> Problem:
Restate the entries word for word, omitting nothing.
★ ★ ★ ★ ★ ★ ★
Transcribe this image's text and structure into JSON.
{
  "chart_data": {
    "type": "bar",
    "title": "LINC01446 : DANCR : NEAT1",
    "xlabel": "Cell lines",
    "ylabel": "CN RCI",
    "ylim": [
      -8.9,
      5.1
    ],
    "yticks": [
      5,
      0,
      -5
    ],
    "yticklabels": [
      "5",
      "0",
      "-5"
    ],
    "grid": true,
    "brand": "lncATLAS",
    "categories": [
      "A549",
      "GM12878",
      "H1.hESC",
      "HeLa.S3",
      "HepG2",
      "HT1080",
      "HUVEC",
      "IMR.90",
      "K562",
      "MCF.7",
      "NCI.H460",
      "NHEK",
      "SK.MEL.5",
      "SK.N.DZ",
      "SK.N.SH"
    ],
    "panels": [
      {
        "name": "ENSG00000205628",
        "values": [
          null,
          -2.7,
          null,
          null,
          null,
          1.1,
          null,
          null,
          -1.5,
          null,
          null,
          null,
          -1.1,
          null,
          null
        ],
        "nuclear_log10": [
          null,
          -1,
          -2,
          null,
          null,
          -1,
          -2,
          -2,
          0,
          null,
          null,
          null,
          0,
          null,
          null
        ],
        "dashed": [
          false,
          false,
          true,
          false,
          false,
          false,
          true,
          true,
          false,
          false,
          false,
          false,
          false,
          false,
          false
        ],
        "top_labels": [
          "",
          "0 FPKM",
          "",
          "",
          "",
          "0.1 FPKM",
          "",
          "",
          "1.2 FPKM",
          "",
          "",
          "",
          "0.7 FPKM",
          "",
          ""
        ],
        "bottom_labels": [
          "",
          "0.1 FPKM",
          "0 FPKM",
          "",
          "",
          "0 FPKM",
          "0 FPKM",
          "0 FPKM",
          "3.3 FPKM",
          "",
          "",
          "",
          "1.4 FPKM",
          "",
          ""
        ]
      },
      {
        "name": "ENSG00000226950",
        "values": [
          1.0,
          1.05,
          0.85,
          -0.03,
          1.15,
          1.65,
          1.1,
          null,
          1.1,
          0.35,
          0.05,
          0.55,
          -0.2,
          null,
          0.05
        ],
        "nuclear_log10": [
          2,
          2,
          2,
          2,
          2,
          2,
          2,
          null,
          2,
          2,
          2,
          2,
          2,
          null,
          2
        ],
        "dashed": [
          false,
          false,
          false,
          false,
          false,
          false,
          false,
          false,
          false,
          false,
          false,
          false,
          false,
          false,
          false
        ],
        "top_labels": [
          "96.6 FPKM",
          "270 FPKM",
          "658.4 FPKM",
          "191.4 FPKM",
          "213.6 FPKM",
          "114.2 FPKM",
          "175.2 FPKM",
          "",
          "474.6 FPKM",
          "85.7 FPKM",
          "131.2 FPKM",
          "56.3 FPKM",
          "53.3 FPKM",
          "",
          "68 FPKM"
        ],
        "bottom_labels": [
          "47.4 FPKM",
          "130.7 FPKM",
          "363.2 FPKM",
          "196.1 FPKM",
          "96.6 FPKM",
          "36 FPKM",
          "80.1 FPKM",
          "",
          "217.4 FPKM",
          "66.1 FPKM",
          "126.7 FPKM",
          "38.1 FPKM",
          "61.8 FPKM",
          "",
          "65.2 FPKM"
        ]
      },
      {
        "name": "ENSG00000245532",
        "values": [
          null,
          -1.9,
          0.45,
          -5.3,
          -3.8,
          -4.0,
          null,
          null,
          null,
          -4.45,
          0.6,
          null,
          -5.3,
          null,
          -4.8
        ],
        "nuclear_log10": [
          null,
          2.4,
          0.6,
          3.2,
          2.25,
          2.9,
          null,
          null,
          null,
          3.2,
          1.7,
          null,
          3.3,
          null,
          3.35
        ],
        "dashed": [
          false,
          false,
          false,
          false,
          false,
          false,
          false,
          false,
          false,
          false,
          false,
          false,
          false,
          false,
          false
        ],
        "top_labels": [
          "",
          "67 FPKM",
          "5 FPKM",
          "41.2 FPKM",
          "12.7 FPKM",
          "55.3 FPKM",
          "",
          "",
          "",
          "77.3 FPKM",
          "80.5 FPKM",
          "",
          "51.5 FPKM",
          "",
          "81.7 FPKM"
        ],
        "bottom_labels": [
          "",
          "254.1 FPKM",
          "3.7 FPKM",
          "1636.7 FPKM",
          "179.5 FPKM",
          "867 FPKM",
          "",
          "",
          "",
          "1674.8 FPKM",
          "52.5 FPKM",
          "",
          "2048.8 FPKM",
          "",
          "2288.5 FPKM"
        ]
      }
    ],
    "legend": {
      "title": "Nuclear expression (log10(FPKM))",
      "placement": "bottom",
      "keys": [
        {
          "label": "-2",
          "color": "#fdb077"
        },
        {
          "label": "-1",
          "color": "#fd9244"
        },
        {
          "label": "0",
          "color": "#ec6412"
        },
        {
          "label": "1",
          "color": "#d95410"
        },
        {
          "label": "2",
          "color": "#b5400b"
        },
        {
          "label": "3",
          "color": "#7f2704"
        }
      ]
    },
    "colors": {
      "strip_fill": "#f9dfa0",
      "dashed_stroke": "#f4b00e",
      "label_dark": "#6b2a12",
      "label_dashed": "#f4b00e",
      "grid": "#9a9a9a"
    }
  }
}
★ ★ ★ ★ ★ ★ ★
> Solution to this task:
Transcribe this image's text and structure into JSON.
{
  "chart_data": {
    "type": "bar",
    "title": "LINC01446 : DANCR : NEAT1",
    "xlabel": "Cell lines",
    "ylabel": "CN RCI",
    "ylim": [
      -8.9,
      5.1
    ],
    "yticks": [
      5,
      0,
      -5
    ],
    "yticklabels": [
      "5",
      "0",
      "-5"
    ],
    "grid": true,
    "brand": "lncATLAS",
    "categories": [
      "A549",
      "GM12878",
      "H1.hESC",
      "HeLa.S3",
      "HepG2",
      "HT1080",
      "HUVEC",
      "IMR.90",
      "K562",
      "MCF.7",
      "NCI.H460",
      "NHEK",
      "SK.MEL.5",
      "SK.N.DZ",
      "SK.N.SH"
    ],
    "panels": [
      {
        "name": "ENSG00000205628",
        "values": [
          null,
          -2.7,
          null,
          null,
          null,
          1.1,
          null,
          null,
          -1.5,
          null,
          null,
          null,
          -1.1,
          null,
          null
        ],
        "nuclear_log10": [
          null,
          -1,
          -2,
          null,
          null,
          -1,
          -2,
          -2,
          0,
          null,
          null,
          null,
          0,
          null,
          null
        ],
        "dashed": [
          false,
          false,
          true,
          false,
          false,
          false,
          true,
          true,
          false,
          false,
          false,
          false,
          false,
          false,
          false
        ],
        "top_labels": [
          "",
          "0 FPKM",
          "",
          "",
          "",
          "0.1 FPKM",
          "",
          "",
          "1.2 FPKM",
          "",
          "",
          "",
          "0.7 FPKM",
          "",
          ""
        ],
        "bottom_labels": [
          "",
          "0.1 FPKM",
          "0 FPKM",
          "",
          "",
          "0 FPKM",
          "0 FPKM",
          "0 FPKM",
          "3.3 FPKM",
          "",
          "",
          "",
          "1.4 FPKM",
          "",
          ""
        ]
      },
      {
        "name": "ENSG00000226950",
        "values": [
          1.0,
          1.05,
          0.85,
          -0.03,
          1.15,
          1.65,
          1.1,
          null,
          1.1,
          0.35,
          0.05,
          0.55,
          -0.2,
          null,
          0.05
        ],
        "nuclear_log10": [
          2,
          2,
          2,
          2,
          2,
          2,
          2,
          null,
          2,
          2,
          2,
          2,
          2,
          null,
          2
        ],
        "dashed": [
          false,
          false,
          false,
          false,
          false,
          false,
          false,
          false,
          false,
          false,
          false,
          false,
          false,
          false,
          false
        ],
        "top_labels": [
          "96.6 FPKM",
          "270 FPKM",
          "658.4 FPKM",
          "191.4 FPKM",
          "213.6 FPKM",
          "114.2 FPKM",
          "175.2 FPKM",
          "",
          "474.6 FPKM",
          "85.7 FPKM",
          "131.2 FPKM",
          "56.3 FPKM",
          "53.3 FPKM",
          "",
          "68 FPKM"
        ],
        "bottom_labels": [
          "47.4 FPKM",
          "130.7 FPKM",
          "363.2 FPKM",
          "196.1 FPKM",
          "96.6 FPKM",
          "36 FPKM",
          "80.1 FPKM",
          "",
          "217.4 FPKM",
          "66.1 FPKM",
          "126.7 FPKM",
          "38.1 FPKM",
          "61.8 FPKM",
          "",
          "65.2 FPKM"
        ]
      },
      {
        "name": "ENSG00000245532",
        "values": [
          null,
          -1.9,
          0.45,
          -5.3,
          -3.8,
          -4.0,
          null,
          null,
          null,
          -4.45,
          0.6,
          null,
          -5.3,
          null,
          -4.8
        ],
        "nuclear_log10": [
          null,
          2.4,
          0.6,
          3.2,
          2.25,
          2.9,
          null,
          null,
          null,
          3.2,
          1.7,
          null,
          3.3,
          null,
          3.35
        ],
        "dashed": [
          false,
          false,
          false,
          false,
          false,
          false,
          false,
          false,
          false,
          false,
          false,
          false,
          false,
          false,
          false
        ],
        "top_labels": [
          "",
          "67 FPKM",
          "5 FPKM",
          "41.2 FPKM",
          "12.7 FPKM",
          "55.3 FPKM",
          "",
          "",
          "",
          "77.3 FPKM",
          "80.5 FPKM",
          "",
          "51.5 FPKM",
          "",
          "81.7 FPKM"
        ],
        "bottom_labels": [
          "",
          "254.1 FPKM",
          "3.7 FPKM",
          "1636.7 FPKM",
          "179.5 FPKM",
          "867 FPKM",
          "",
          "",
          "",
          "1674.8 FPKM",
          "52.5 FPKM",
          "",
          "2048.8 FPKM",
          "",
          "2288.5 FPKM"
        ]
      }
    ],
    "legend": {
      "title": "Nuclear expression (log10(FPKM))",
      "placement": "bottom",
      "keys": [
        {
          "label": "-2",
          "color": "#fdb077"
        },
        {
          "label": "-1",
          "color": "#fd9244"
        },
        {
          "label": "0",
          "color": "#ec6412"
        },
        {
          "label": "1",
          "color": "#d95410"
        },
        {
          "label": "2",
          "color": "#b5400b"
        },
        {
          "label": "3",
          "color": "#7f2704"
        }
      ]
    },
    "colors": {
      "strip_fill": "#f9dfa0",
      "dashed_stroke": "#f4b00e",
      "label_dark": "#6b2a12",
      "label_dashed": "#f4b00e",
      "grid": "#9a9a9a"
    }
  }
}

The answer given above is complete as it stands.